### TASK BRIEF
Count every line where "Pixel" occurs. Give the total alone.
┄┄┄┄┄┄
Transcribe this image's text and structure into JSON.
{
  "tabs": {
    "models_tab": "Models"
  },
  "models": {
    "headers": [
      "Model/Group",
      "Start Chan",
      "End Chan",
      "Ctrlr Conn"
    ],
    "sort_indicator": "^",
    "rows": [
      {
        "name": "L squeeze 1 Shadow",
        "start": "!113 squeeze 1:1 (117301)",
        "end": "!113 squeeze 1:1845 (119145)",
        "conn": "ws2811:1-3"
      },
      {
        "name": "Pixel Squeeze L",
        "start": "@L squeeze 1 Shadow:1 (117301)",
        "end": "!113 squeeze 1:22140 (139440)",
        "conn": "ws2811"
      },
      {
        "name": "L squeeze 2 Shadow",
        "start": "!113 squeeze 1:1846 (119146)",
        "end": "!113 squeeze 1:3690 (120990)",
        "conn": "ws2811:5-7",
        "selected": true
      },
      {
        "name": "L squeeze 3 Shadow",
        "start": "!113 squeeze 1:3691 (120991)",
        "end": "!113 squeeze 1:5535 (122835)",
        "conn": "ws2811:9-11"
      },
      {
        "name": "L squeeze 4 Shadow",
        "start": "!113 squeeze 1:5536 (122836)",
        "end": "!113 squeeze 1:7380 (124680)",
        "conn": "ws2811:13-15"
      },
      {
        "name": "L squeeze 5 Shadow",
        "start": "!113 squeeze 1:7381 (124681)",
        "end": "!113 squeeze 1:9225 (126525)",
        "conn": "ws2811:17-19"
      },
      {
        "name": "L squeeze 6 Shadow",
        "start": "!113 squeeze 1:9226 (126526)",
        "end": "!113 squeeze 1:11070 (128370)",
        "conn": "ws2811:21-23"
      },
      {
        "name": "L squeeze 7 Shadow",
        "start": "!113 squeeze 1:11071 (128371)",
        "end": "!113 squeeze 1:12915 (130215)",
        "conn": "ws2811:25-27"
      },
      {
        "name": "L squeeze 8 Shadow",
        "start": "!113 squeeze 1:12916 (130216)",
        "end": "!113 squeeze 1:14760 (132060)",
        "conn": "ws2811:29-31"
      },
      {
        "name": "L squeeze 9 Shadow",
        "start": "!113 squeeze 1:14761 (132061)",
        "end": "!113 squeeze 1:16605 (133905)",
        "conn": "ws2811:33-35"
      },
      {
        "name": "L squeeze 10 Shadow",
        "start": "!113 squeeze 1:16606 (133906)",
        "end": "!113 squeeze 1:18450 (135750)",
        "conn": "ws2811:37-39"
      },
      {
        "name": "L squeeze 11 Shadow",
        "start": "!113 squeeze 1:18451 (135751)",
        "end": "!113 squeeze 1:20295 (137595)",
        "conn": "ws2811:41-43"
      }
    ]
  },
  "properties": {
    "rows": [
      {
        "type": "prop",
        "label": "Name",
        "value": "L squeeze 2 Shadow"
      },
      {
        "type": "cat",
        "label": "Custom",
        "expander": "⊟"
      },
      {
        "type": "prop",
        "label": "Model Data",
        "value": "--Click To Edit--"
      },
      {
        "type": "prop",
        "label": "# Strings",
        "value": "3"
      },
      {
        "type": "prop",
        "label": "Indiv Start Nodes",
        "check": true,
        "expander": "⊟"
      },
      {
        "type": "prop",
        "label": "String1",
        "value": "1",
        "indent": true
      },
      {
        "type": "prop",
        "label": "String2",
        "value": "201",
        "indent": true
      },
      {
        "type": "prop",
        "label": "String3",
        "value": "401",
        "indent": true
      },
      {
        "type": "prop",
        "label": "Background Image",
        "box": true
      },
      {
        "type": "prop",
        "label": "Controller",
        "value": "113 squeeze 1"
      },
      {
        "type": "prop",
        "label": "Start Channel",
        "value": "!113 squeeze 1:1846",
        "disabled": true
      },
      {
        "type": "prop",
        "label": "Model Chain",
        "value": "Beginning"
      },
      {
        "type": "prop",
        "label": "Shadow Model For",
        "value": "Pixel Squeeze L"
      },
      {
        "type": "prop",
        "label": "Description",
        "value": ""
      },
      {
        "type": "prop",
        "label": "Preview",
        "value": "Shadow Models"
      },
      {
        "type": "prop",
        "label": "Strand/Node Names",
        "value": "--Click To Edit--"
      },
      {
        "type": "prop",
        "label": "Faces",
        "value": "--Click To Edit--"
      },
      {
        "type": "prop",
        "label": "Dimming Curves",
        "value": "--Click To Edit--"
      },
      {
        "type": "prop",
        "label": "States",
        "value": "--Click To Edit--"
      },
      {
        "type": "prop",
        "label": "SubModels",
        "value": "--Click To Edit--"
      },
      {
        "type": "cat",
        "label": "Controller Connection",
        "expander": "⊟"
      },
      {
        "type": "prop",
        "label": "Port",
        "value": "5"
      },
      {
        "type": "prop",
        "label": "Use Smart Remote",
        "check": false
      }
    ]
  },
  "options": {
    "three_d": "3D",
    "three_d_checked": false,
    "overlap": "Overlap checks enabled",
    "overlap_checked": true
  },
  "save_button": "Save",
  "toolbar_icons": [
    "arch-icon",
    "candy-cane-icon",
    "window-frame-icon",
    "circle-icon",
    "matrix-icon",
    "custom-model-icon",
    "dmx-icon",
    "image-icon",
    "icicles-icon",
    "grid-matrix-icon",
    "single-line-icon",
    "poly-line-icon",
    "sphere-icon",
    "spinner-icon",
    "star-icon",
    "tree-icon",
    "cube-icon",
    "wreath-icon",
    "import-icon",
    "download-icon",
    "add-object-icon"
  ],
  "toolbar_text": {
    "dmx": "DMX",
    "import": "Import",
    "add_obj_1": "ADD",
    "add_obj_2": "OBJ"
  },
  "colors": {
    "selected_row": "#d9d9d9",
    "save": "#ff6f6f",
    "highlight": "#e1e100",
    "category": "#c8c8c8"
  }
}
┄┄┄┄┄┄
### FINISHED ANSWER
2